-- Start of Text excerpt --
African leaders welcome G-8 action plan, seek implementation.
CALGARY, Canada, June 27 KyodoAfrican leaders on Thursday welcomed an African assistance action plan adopted by the Group of Eight (G-8) leaders earlier in the day and called for steady implementation.
''We are very pleased with the outcome of this meeting,'' South African President Thabo Mbeki said at a news conference in Calgary after the end of a two-day G-8 summit in Kananaskis, a Canadian Rocky Mountains resort about 100 kilometers away.
Mbeki, accompanied by Senegal President Abdoulaye Wade and Algerian President Abdelaziz Bouteflika, said they are ''pleased with the resolve of the G-8 to work together with us.''
Canadian Prime Minister Jean Chretien, who hosted the G-8 summit, invited the African leaders to attend the summit as he took up aid to Africa as one of the focuses of this year's annual summit of the G-8.
-- End of Text excerpt --
Aim: Can you give the G-8 summit article again, starting at the words that have "African leaders welcome" and stopping after "for steady implementation.", but with "action plan" changed to "aid package"? The lines that come next are separate material with no connection to this text.
-- Start of Entries --
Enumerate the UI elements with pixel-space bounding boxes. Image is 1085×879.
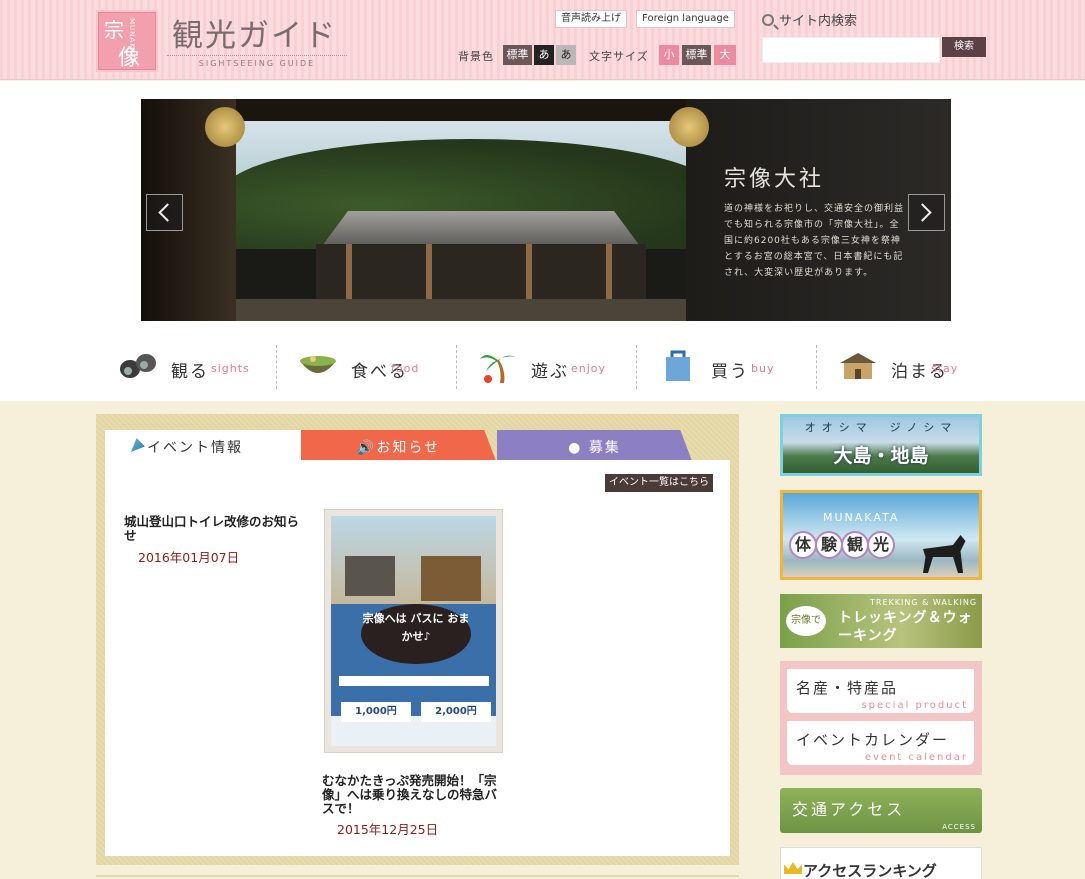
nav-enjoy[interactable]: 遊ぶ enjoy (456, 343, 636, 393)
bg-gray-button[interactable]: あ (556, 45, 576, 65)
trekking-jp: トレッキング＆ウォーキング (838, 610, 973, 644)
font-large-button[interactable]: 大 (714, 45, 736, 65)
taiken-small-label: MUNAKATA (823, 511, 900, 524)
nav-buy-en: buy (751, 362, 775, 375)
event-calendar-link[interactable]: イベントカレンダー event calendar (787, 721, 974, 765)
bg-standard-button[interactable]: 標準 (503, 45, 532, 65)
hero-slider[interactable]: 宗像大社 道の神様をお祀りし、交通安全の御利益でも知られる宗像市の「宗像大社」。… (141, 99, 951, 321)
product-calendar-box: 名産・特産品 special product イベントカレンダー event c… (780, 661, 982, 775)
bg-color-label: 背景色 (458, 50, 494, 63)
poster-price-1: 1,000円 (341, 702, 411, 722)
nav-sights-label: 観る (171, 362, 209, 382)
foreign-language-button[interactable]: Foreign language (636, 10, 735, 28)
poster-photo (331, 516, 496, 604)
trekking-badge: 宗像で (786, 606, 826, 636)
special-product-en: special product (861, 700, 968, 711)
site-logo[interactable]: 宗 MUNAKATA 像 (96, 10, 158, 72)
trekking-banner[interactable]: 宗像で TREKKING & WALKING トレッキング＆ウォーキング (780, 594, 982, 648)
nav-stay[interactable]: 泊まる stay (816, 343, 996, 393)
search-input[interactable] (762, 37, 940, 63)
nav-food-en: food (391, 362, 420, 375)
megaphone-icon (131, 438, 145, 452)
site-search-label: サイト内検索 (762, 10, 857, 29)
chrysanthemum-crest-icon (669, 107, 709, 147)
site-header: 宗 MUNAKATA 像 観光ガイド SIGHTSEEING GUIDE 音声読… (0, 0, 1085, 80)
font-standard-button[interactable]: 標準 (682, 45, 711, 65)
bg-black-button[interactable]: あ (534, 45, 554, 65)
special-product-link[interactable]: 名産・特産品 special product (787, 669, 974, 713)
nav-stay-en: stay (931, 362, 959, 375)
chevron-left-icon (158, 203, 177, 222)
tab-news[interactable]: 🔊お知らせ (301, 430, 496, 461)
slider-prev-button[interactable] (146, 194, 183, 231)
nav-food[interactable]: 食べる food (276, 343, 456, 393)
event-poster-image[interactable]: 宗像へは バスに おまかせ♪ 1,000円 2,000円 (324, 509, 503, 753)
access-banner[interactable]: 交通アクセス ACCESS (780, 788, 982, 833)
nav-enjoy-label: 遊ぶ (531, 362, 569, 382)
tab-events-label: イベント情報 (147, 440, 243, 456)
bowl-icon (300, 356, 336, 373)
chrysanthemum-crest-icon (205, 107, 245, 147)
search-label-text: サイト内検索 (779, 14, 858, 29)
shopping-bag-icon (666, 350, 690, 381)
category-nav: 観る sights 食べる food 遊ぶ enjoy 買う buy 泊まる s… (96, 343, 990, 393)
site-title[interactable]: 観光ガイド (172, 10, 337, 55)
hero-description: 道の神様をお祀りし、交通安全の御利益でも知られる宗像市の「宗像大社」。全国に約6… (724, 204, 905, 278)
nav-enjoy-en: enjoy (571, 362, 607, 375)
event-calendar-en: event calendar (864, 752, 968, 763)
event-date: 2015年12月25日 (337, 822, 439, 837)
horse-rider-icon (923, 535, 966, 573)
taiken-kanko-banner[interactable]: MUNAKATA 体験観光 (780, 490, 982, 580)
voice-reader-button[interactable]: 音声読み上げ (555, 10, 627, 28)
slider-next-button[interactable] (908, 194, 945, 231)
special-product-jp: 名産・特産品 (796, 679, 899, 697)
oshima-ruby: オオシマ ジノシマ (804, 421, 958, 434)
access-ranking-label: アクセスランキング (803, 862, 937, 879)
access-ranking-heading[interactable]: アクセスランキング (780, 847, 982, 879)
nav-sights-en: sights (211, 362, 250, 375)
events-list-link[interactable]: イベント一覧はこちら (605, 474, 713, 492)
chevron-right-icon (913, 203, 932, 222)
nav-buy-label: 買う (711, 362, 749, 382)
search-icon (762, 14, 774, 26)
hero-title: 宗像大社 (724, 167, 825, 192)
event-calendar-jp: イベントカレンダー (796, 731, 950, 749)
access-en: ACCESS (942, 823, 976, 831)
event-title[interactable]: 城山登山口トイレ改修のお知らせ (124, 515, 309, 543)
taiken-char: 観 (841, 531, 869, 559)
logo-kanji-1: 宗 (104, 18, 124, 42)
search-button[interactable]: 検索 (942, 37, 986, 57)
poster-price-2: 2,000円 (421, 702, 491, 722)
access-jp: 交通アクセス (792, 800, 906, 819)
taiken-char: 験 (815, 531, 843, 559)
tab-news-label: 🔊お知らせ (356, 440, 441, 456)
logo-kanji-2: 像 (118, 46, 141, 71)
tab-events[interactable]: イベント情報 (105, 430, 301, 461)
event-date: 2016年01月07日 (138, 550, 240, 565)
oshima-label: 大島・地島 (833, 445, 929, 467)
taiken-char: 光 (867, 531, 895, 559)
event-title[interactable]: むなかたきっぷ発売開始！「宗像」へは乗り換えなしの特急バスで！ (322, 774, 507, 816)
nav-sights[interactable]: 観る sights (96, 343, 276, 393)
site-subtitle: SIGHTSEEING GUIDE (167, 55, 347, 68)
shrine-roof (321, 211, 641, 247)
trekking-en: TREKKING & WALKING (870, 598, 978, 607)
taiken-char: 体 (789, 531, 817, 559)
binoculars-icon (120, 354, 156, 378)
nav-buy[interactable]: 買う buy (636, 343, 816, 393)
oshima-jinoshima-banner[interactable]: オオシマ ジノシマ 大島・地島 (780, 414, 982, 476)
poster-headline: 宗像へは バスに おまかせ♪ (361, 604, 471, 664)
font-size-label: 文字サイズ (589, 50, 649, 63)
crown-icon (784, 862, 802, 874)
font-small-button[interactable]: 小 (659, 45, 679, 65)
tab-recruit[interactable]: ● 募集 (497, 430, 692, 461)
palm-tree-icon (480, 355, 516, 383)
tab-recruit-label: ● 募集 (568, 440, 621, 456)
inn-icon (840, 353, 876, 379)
-- End of Entries --
-- Start of Entries --
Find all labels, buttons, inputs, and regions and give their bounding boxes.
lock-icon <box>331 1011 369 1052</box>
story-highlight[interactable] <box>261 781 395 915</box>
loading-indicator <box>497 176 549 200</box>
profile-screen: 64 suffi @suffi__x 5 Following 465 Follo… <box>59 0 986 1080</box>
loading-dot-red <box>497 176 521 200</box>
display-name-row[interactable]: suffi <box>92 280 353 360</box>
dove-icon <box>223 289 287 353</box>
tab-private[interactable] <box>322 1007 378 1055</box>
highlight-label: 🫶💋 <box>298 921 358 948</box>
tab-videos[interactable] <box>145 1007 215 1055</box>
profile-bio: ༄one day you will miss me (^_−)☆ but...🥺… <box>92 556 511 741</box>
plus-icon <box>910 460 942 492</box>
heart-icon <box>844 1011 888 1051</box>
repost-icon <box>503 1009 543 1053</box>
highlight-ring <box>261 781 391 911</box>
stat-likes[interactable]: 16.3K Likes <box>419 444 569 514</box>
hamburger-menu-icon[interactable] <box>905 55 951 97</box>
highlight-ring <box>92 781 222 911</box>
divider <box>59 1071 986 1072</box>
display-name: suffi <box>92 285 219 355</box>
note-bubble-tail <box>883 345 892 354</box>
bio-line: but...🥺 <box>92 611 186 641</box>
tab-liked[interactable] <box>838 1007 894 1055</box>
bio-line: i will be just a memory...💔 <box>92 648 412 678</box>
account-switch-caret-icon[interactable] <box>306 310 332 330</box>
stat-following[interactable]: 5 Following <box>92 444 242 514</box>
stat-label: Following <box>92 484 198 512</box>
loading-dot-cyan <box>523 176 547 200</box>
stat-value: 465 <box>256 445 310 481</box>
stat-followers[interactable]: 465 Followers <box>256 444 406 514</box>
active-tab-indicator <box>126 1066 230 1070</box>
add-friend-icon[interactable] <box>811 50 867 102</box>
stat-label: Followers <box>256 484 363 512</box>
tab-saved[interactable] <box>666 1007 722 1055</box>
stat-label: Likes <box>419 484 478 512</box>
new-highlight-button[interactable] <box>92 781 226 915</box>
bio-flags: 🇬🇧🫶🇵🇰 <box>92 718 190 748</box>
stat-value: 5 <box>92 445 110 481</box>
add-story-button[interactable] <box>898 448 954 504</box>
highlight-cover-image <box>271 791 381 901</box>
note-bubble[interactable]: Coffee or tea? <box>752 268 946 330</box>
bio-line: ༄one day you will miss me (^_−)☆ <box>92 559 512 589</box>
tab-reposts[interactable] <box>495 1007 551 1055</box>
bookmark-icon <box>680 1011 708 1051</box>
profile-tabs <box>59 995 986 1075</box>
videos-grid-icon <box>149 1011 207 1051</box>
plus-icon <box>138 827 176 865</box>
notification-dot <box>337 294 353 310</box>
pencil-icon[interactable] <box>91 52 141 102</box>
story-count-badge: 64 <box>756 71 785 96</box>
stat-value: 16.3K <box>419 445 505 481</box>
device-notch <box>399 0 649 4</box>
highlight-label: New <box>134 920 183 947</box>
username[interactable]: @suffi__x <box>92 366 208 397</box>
-- End of Entries --
-- Start of Entries --
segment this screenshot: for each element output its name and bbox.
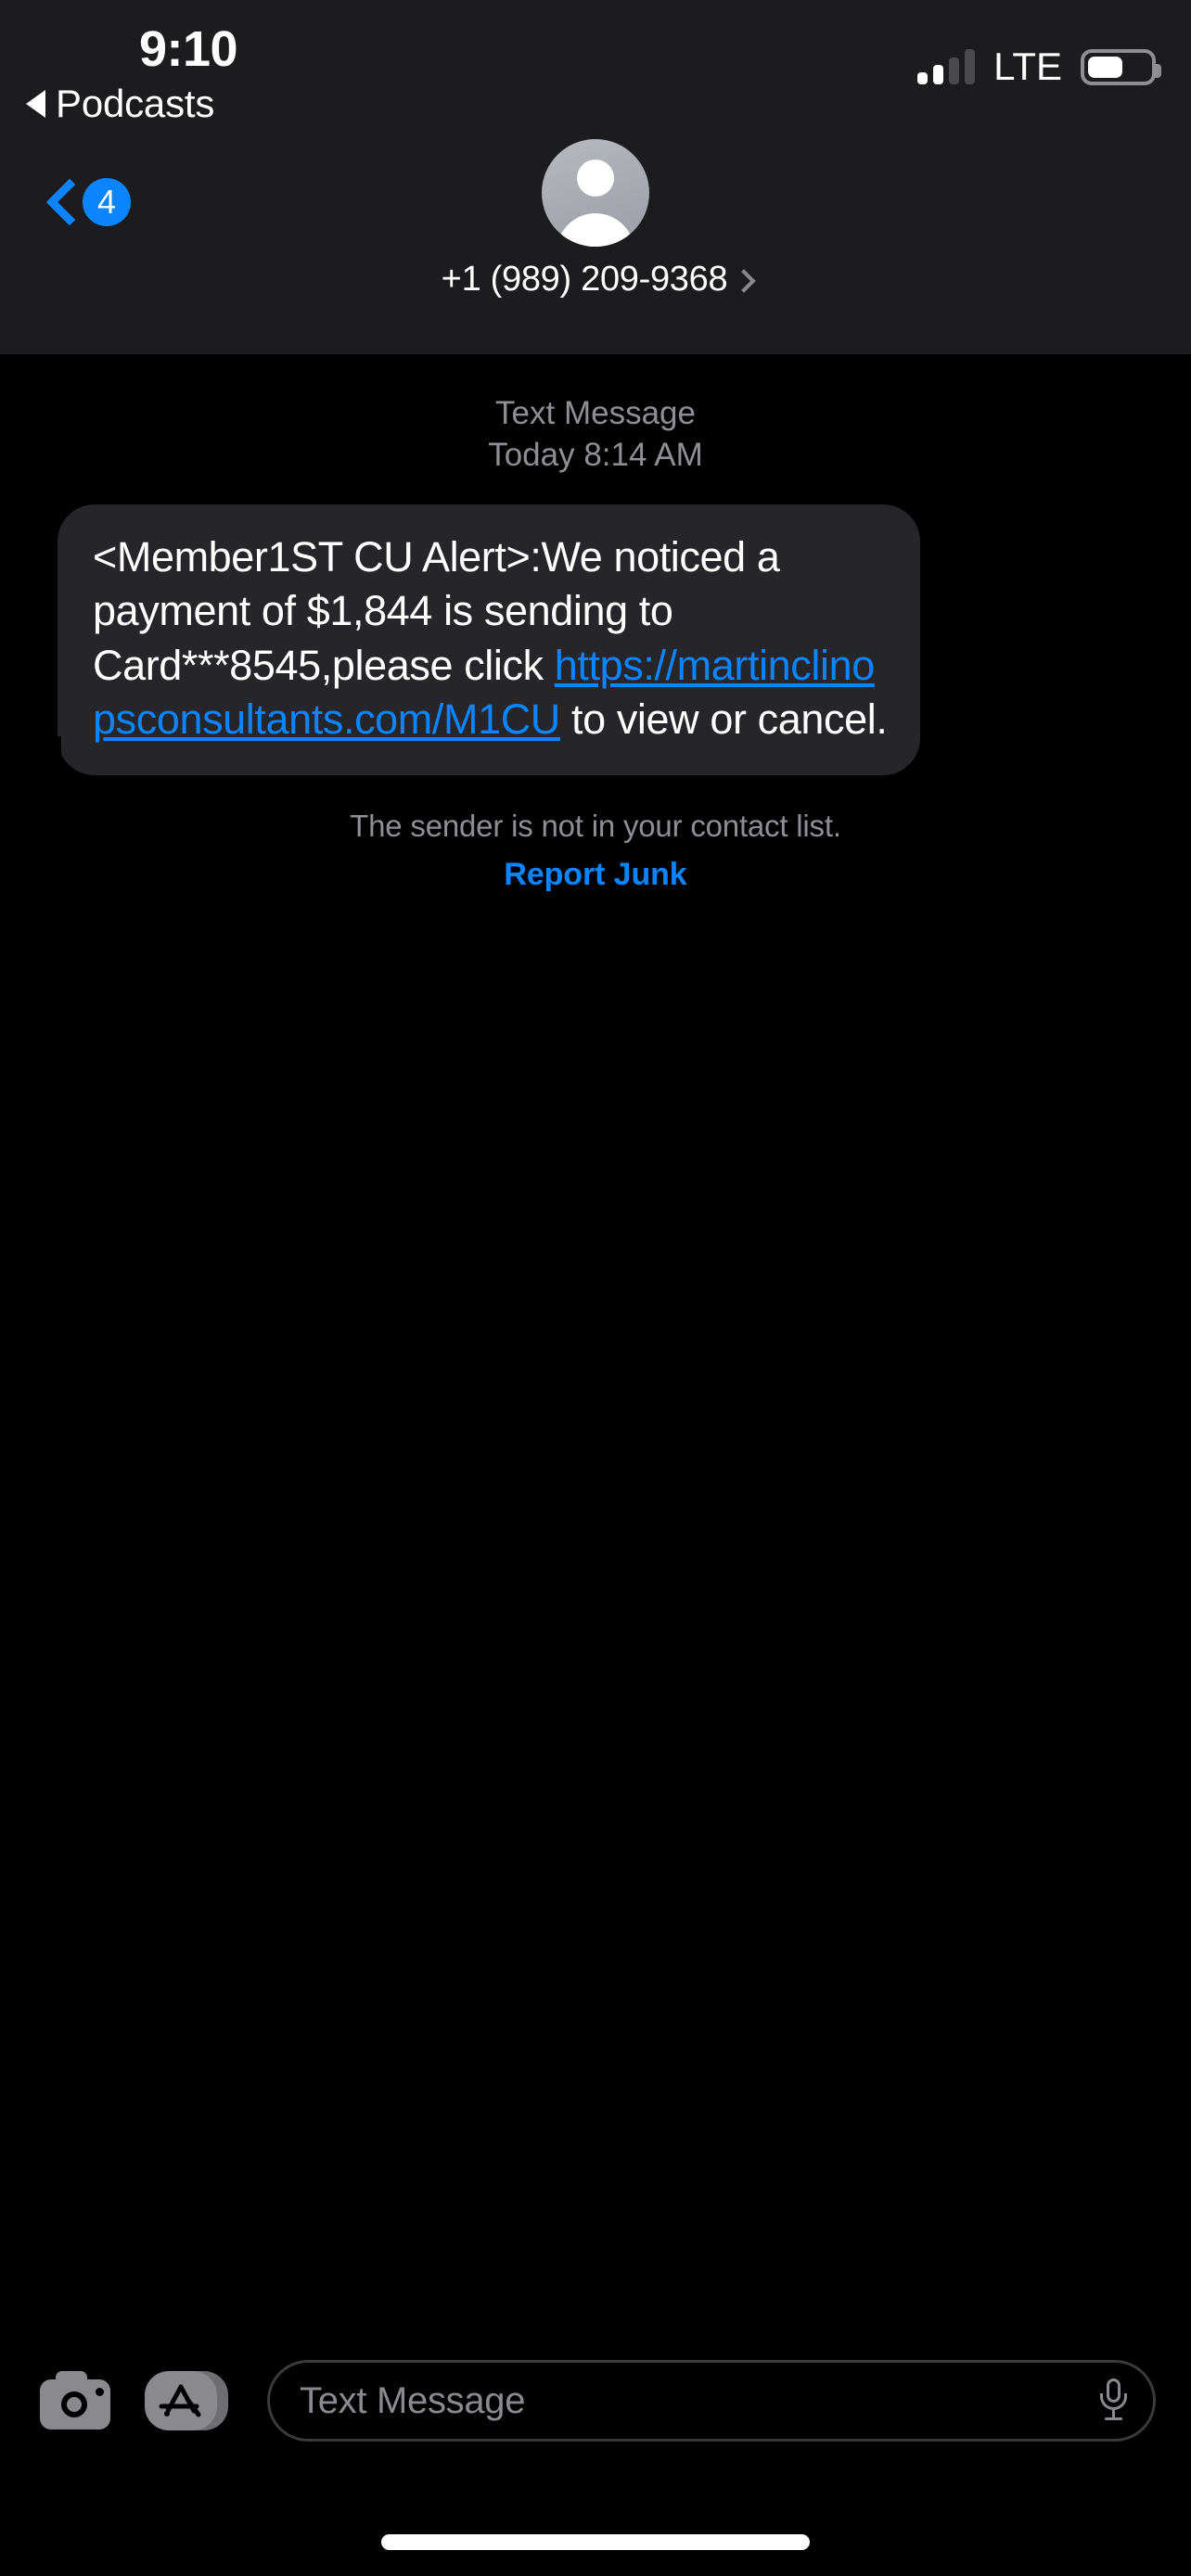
-- End of Entries --
Complete output:
African leaders welcome G-8 aid package, seek implementation.
CALGARY, Canada, June 27 KyodoAfrican leaders on Thursday welcomed an African assistance aid package adopted by the Group of Eight (G-8) leaders earlier in the day and called for steady implementation.